Problem statement: Read the material below and count the lines holding the string "Diğer". Give that count with nothing added.

====

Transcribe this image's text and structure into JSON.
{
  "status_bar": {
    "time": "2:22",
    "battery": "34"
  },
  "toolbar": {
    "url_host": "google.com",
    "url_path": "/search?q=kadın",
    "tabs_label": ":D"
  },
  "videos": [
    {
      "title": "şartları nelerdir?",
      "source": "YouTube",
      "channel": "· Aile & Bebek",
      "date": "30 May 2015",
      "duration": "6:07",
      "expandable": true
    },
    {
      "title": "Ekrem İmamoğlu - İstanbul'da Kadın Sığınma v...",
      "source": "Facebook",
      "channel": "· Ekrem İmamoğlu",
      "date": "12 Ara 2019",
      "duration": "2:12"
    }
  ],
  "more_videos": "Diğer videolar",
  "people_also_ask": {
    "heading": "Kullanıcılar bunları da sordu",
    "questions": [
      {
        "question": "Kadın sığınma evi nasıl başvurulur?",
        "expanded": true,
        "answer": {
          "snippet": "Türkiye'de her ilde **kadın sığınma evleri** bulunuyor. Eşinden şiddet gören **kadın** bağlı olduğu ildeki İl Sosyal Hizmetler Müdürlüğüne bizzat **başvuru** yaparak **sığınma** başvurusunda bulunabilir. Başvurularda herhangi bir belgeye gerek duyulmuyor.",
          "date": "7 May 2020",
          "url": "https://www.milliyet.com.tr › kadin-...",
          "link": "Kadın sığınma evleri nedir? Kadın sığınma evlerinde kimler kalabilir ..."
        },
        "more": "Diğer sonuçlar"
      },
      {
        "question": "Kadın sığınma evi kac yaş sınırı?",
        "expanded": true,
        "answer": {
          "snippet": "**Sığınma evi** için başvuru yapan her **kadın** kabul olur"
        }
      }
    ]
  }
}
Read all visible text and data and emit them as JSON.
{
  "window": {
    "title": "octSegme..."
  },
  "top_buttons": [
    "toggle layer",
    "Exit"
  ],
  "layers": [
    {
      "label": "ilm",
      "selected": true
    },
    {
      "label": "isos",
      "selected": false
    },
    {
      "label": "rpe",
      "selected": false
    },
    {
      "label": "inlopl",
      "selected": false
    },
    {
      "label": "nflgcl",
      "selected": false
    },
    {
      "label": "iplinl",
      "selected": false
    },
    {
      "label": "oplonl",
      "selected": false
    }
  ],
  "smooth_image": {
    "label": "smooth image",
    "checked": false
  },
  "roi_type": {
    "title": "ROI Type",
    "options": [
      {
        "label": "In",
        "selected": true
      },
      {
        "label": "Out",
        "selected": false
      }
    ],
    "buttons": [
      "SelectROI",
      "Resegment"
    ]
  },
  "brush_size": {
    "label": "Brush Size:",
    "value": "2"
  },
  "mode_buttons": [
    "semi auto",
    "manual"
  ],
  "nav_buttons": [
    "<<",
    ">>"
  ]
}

====

Correct response: 2